Your objective
Scan the data for "Bold" and copy the lines it appears in.

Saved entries

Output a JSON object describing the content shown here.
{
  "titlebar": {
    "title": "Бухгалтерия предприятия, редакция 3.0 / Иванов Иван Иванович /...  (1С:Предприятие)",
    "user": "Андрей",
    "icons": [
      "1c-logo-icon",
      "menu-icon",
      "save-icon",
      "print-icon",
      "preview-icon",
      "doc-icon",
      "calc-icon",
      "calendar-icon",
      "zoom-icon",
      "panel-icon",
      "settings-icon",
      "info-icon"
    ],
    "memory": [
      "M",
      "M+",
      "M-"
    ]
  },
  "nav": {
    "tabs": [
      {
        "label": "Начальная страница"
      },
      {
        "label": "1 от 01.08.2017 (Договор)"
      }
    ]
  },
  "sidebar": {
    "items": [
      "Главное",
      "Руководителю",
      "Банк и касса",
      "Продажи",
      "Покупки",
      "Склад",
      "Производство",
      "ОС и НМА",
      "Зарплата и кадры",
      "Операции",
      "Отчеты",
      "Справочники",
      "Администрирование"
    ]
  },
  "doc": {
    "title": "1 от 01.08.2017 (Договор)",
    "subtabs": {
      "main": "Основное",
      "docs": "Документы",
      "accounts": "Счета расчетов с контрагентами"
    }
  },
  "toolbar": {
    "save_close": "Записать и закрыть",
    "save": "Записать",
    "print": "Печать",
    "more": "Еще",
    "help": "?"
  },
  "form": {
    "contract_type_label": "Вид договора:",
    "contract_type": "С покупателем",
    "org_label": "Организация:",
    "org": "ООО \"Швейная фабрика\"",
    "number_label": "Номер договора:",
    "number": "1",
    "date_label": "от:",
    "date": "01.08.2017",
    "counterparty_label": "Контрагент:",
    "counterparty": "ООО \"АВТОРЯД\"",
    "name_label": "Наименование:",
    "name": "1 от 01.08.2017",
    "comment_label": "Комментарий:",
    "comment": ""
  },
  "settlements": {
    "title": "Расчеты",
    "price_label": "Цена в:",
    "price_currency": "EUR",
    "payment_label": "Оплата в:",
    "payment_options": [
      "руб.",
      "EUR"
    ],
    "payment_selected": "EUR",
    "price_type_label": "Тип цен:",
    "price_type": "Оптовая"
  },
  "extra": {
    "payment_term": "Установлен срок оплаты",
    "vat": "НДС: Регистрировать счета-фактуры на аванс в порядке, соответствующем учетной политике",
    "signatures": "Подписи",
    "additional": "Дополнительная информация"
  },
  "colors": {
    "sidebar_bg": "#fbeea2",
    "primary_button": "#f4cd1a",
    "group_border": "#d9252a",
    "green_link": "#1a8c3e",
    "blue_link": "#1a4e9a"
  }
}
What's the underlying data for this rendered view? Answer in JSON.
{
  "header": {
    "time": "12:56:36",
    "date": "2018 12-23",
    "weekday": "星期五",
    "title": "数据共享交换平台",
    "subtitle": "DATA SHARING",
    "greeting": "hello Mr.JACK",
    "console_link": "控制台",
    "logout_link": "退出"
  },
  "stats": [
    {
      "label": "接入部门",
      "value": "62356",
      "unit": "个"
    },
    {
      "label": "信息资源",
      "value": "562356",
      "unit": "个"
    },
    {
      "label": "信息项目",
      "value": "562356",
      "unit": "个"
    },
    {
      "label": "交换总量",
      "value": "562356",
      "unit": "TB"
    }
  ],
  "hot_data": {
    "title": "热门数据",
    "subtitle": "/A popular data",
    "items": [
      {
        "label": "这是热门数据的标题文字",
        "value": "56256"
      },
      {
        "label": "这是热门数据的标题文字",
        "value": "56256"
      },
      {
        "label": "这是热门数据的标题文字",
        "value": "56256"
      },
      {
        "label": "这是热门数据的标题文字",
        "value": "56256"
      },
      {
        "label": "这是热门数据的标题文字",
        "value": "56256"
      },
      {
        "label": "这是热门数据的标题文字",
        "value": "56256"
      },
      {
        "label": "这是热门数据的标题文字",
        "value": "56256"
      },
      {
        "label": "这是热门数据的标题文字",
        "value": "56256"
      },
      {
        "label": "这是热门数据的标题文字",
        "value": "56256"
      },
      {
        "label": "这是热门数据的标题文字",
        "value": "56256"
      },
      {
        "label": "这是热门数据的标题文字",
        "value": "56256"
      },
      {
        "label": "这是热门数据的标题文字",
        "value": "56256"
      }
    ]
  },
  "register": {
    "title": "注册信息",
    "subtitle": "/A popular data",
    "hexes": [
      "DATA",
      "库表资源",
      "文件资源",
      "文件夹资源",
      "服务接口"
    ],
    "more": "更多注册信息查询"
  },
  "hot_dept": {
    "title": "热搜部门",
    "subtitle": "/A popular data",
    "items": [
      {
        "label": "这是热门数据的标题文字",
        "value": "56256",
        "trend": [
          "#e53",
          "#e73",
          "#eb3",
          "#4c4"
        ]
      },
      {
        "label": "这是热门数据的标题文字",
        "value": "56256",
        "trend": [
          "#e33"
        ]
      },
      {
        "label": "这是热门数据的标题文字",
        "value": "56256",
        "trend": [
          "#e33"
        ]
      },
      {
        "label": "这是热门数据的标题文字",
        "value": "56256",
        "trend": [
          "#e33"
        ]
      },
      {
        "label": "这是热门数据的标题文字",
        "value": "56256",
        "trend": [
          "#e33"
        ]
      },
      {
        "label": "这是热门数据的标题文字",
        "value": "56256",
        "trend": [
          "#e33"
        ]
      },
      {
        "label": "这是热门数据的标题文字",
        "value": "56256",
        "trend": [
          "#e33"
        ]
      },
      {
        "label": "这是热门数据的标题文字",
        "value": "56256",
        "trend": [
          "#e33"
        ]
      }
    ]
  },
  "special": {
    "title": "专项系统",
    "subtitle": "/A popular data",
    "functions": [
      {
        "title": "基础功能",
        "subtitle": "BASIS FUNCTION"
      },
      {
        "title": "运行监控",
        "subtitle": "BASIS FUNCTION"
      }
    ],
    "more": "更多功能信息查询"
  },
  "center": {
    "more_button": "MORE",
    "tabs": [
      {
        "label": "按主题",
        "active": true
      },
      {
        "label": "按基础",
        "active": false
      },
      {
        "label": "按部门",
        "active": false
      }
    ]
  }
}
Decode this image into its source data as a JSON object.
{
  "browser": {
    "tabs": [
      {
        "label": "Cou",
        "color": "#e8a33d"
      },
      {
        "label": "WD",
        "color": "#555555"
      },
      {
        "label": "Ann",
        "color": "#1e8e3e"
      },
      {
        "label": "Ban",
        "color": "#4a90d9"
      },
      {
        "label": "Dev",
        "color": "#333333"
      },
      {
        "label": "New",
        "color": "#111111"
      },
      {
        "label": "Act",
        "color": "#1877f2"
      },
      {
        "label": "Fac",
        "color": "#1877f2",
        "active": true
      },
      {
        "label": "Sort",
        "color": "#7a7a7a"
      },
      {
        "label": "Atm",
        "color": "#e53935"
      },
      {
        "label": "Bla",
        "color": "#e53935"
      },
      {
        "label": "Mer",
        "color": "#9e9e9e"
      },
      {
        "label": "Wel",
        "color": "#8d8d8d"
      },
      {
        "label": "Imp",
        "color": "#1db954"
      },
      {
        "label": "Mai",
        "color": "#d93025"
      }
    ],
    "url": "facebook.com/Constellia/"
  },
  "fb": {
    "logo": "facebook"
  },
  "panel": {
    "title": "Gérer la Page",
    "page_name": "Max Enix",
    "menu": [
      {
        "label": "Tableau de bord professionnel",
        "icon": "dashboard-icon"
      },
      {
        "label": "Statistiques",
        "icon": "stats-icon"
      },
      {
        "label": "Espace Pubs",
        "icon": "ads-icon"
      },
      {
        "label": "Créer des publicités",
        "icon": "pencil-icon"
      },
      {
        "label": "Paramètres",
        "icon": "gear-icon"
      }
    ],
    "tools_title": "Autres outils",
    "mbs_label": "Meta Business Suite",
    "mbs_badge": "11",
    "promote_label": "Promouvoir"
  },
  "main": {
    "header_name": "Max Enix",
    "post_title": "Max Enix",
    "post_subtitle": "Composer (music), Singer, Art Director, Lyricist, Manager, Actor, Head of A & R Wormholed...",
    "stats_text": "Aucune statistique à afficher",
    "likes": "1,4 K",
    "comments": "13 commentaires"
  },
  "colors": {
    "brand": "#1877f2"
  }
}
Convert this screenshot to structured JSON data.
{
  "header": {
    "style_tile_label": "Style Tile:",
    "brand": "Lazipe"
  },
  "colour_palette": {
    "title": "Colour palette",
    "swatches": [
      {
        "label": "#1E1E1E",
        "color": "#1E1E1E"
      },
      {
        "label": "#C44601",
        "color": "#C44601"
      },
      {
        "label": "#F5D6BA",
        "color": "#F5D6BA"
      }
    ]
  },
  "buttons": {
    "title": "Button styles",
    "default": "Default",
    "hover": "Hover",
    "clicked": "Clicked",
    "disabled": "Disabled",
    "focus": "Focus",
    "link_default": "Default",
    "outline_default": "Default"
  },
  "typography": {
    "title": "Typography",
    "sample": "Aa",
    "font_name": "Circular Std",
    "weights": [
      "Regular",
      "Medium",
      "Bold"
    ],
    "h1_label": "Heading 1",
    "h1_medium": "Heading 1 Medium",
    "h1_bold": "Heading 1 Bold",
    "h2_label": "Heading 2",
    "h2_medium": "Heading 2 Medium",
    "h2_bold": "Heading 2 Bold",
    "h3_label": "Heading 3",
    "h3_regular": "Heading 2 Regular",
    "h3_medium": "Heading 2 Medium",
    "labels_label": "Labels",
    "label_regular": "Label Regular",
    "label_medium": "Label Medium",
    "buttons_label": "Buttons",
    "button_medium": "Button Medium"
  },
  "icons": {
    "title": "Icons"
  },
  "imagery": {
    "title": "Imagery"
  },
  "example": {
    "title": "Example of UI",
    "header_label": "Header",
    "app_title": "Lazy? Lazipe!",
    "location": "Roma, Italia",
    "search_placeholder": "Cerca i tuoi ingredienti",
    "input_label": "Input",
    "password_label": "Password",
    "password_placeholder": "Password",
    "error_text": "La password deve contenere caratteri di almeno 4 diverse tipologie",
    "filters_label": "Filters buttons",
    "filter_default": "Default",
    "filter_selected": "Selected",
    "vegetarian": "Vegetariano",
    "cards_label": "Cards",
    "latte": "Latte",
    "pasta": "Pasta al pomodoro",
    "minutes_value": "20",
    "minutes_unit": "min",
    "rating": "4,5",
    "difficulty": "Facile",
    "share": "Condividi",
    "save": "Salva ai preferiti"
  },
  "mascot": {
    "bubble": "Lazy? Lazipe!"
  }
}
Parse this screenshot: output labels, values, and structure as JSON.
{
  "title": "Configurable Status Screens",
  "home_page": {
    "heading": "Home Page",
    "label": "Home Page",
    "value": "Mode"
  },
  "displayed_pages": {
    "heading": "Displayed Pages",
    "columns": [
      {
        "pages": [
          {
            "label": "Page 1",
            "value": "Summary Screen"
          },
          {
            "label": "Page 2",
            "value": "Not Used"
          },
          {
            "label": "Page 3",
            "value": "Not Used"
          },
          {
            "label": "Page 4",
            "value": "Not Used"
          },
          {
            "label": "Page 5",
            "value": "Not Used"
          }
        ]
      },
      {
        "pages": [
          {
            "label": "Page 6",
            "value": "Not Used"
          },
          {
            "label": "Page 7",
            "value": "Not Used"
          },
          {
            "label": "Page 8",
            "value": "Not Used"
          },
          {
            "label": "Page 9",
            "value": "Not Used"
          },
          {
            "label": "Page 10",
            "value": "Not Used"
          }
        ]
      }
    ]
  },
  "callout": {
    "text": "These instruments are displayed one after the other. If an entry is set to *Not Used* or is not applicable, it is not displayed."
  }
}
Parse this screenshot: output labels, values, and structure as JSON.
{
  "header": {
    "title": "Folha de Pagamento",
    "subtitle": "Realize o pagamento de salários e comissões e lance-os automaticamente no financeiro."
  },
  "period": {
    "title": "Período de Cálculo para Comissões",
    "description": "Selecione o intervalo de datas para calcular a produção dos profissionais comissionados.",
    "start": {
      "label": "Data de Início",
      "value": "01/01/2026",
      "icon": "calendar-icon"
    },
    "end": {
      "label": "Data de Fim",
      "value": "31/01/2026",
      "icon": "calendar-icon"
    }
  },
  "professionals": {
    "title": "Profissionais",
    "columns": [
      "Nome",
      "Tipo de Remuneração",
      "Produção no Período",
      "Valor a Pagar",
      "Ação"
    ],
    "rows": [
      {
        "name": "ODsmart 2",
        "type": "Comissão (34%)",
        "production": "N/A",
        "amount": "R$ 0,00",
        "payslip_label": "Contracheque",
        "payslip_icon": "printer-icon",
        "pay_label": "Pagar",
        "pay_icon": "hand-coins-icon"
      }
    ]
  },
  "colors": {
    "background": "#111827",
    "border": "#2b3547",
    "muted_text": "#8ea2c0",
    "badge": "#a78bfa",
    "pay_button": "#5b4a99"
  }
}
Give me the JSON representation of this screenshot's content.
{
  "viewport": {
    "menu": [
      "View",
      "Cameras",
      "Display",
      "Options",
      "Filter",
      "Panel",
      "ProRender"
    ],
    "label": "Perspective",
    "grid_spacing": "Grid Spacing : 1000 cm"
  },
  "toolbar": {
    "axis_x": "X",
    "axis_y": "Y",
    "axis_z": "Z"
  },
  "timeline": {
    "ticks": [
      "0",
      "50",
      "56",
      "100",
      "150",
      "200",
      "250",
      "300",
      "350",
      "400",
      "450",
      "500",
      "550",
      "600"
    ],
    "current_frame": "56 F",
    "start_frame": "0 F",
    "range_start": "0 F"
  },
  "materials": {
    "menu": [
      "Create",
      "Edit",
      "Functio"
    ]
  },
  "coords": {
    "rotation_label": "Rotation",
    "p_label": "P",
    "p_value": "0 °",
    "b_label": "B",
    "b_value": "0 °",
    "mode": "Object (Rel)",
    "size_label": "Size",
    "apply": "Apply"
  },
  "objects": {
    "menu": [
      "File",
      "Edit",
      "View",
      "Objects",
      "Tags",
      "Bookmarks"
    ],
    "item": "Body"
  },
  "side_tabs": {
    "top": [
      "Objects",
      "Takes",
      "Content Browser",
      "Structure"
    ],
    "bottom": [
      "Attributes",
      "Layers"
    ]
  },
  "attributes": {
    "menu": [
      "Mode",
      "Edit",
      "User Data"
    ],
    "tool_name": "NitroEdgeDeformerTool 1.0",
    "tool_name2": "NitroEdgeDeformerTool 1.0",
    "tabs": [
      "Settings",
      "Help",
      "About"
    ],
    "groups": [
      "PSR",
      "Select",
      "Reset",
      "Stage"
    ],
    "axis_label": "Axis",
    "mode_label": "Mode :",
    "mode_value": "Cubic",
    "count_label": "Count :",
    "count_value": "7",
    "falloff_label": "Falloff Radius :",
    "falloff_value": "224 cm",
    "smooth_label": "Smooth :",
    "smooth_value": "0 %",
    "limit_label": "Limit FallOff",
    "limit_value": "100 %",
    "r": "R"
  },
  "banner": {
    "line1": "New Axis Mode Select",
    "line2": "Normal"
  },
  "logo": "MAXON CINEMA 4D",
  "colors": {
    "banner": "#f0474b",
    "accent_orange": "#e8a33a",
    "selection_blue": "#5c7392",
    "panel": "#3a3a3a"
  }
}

Answer to the exercise
      "Bold"
    "h1_bold": "Heading 1 Bold",
    "h2_bold": "Heading 2 Bold",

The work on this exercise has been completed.